What the task asks: In the material below, find each line holding the string "Reparatur" and copy it.

Data for this task:
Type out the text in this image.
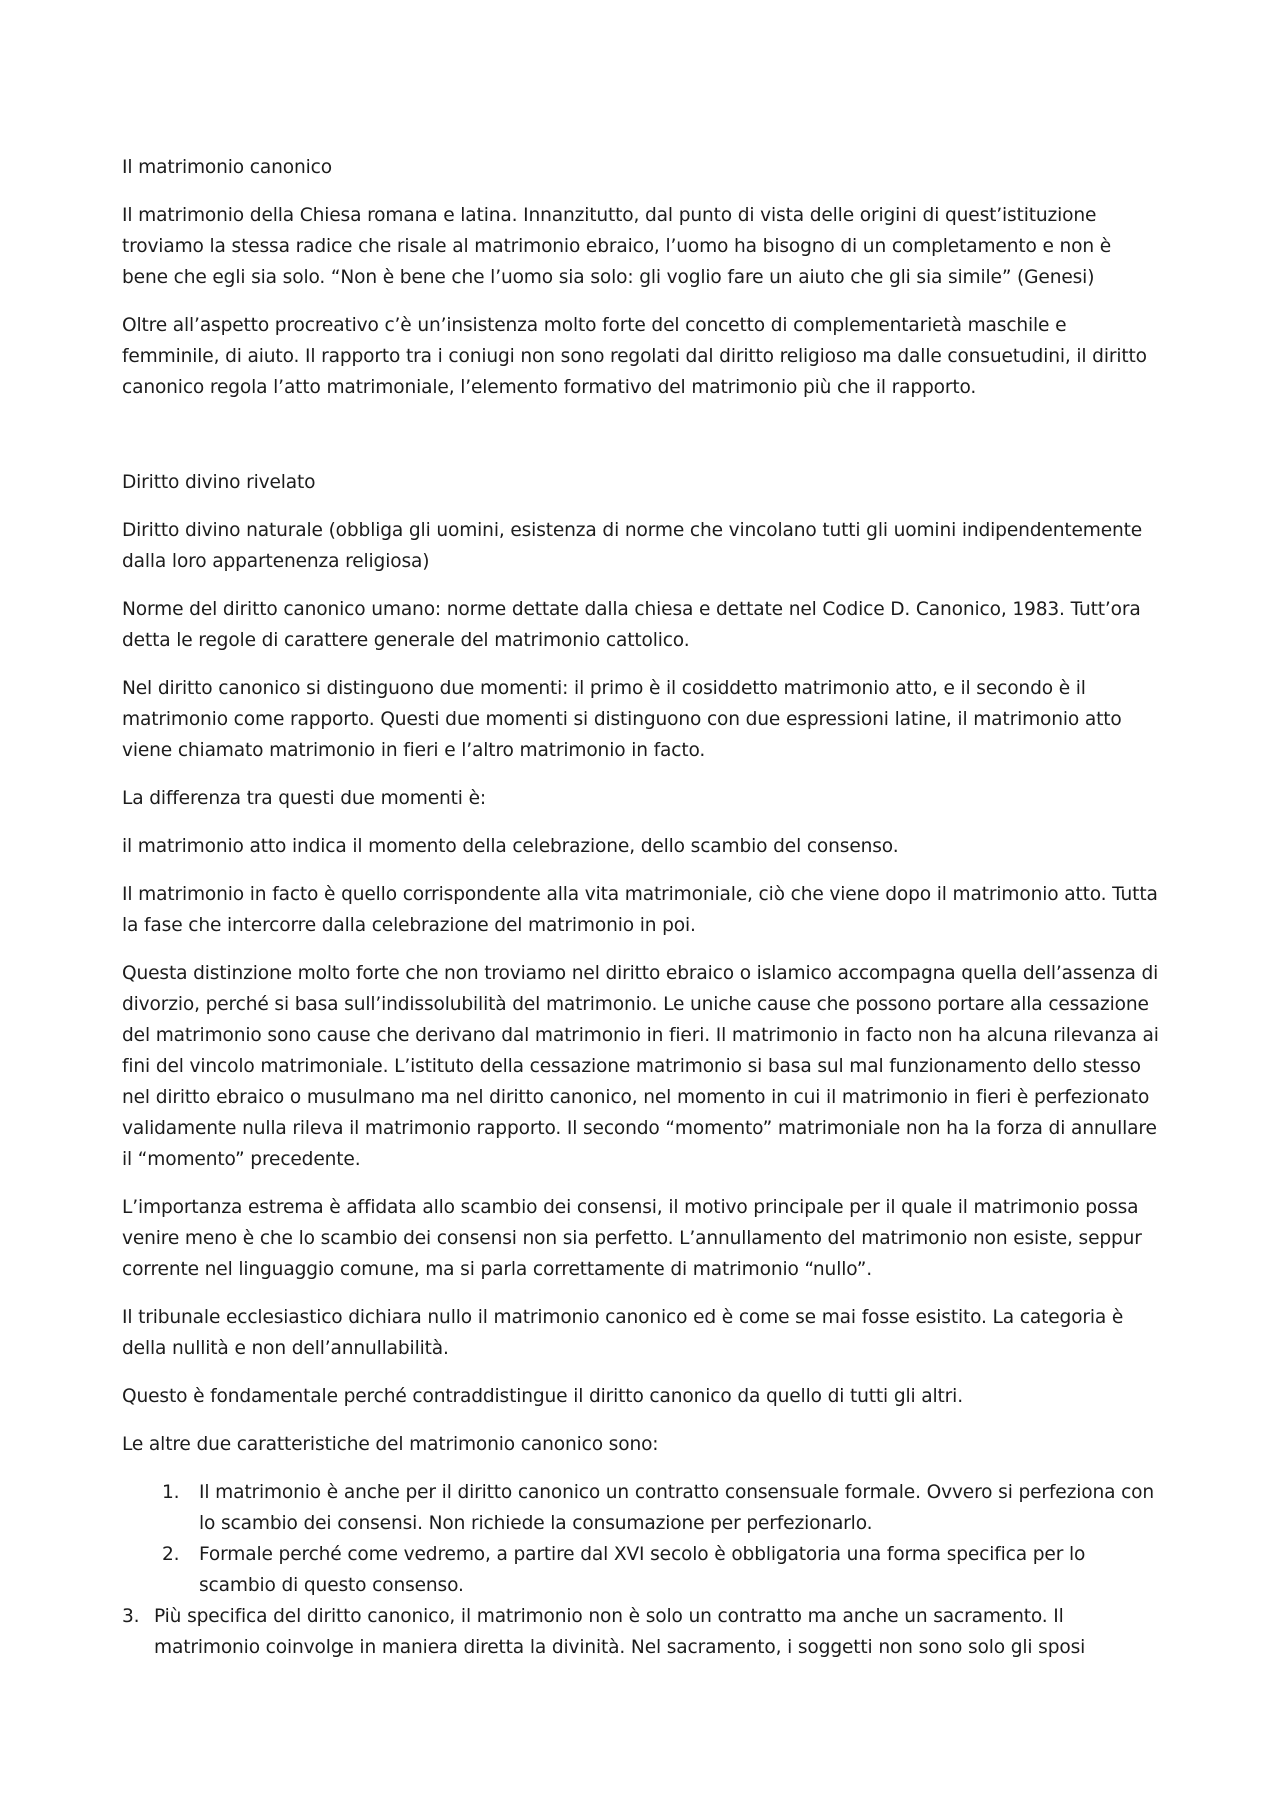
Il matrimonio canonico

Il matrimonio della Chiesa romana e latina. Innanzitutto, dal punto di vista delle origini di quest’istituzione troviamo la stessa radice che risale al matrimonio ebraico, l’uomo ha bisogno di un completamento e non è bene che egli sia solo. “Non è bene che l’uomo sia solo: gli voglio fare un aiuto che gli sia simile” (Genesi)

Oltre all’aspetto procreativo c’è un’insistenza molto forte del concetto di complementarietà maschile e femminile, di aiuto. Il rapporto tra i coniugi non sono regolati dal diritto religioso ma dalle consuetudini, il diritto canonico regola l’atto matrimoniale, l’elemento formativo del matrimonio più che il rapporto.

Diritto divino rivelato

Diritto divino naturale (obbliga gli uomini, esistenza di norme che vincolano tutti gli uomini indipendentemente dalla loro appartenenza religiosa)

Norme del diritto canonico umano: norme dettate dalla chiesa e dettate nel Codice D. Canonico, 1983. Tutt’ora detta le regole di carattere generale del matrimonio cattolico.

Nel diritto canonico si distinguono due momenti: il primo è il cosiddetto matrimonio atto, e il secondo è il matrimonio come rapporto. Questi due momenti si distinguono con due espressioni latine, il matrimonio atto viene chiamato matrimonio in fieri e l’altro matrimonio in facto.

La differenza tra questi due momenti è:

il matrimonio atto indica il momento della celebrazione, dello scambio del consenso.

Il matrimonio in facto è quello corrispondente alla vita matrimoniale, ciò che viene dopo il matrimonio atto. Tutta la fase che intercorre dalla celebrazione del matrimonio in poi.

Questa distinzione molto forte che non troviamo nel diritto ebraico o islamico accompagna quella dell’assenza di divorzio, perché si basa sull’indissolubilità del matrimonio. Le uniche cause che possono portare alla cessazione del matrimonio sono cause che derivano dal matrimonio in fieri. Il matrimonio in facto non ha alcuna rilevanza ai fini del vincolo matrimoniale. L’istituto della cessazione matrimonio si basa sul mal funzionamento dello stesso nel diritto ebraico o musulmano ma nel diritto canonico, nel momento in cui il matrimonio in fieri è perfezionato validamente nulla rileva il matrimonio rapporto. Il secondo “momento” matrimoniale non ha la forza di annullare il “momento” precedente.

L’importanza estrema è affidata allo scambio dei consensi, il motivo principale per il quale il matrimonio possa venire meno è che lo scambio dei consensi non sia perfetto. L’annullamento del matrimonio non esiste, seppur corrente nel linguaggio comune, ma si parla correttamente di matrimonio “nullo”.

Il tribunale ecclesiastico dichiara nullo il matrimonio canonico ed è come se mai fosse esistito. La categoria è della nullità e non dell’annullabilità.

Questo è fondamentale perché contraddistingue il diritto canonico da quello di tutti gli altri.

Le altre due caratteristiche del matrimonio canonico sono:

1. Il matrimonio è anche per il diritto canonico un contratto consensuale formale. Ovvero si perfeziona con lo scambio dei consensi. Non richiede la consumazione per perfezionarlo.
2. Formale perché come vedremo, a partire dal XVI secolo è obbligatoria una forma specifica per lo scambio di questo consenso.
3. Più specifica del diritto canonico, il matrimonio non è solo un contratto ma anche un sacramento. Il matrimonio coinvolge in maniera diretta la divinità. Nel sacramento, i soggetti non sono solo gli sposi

...

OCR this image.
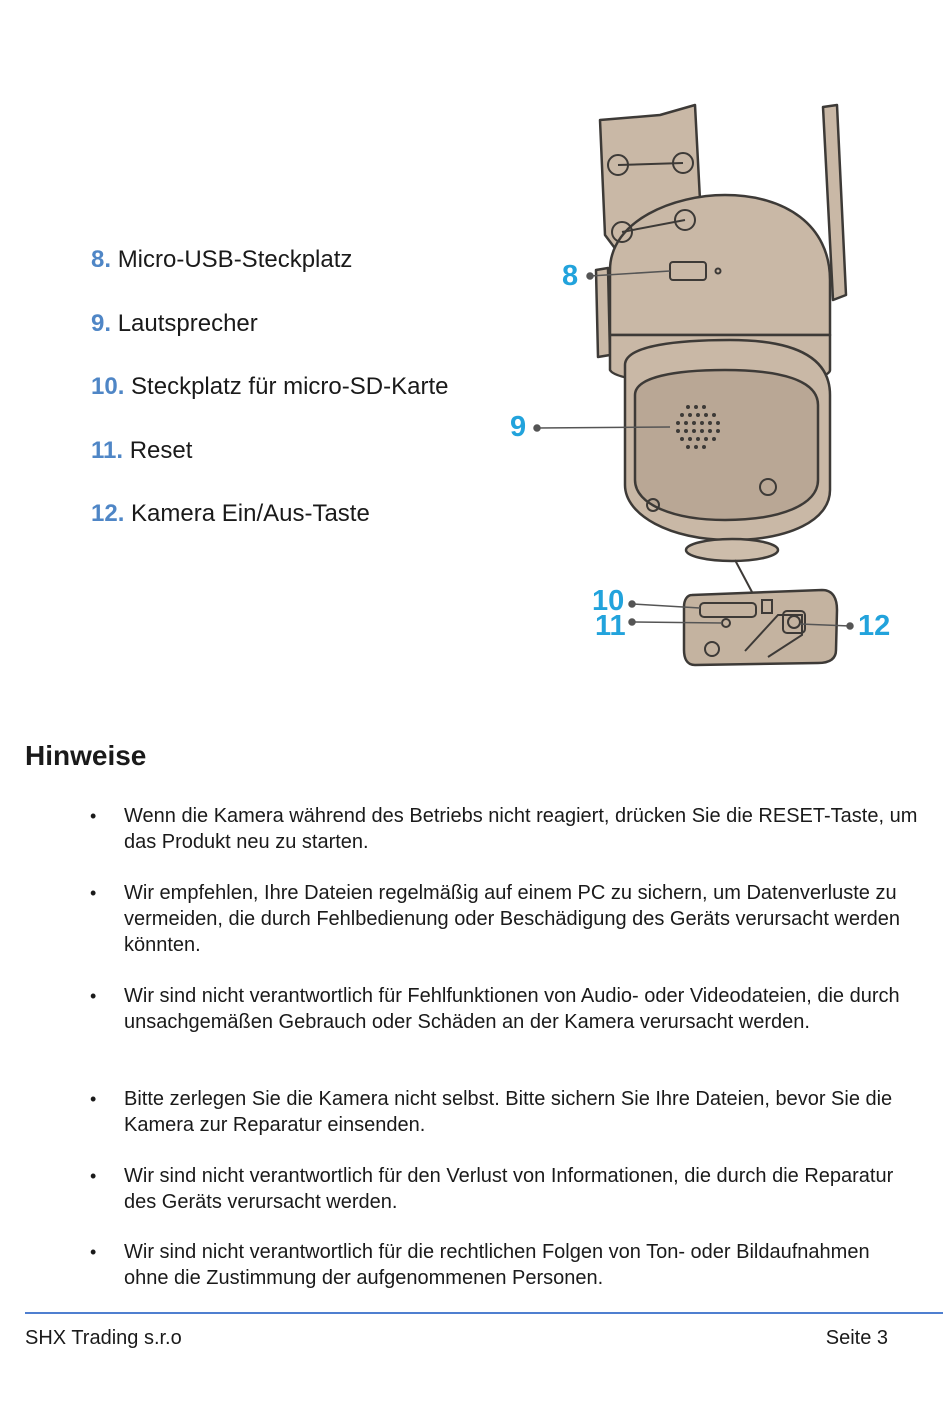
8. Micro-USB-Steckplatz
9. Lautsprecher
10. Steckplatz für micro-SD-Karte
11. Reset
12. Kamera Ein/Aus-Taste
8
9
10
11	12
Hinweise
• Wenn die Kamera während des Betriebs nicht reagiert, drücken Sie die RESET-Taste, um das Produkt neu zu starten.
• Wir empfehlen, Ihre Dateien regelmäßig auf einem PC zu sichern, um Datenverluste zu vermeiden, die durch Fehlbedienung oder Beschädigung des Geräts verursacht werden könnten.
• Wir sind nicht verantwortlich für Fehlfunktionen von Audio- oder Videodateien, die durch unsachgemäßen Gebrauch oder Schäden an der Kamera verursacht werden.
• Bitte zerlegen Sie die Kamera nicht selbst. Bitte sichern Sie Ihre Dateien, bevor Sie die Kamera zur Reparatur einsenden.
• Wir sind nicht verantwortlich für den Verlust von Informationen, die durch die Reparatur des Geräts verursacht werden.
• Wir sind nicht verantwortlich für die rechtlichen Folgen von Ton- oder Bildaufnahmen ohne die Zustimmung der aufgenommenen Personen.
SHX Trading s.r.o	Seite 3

Exercise solution:
• Bitte zerlegen Sie die Kamera nicht selbst. Bitte sichern Sie Ihre Dateien, bevor Sie die Kamera zur Reparatur einsenden.
• Wir sind nicht verantwortlich für den Verlust von Informationen, die durch die Reparatur des Geräts verursacht werden.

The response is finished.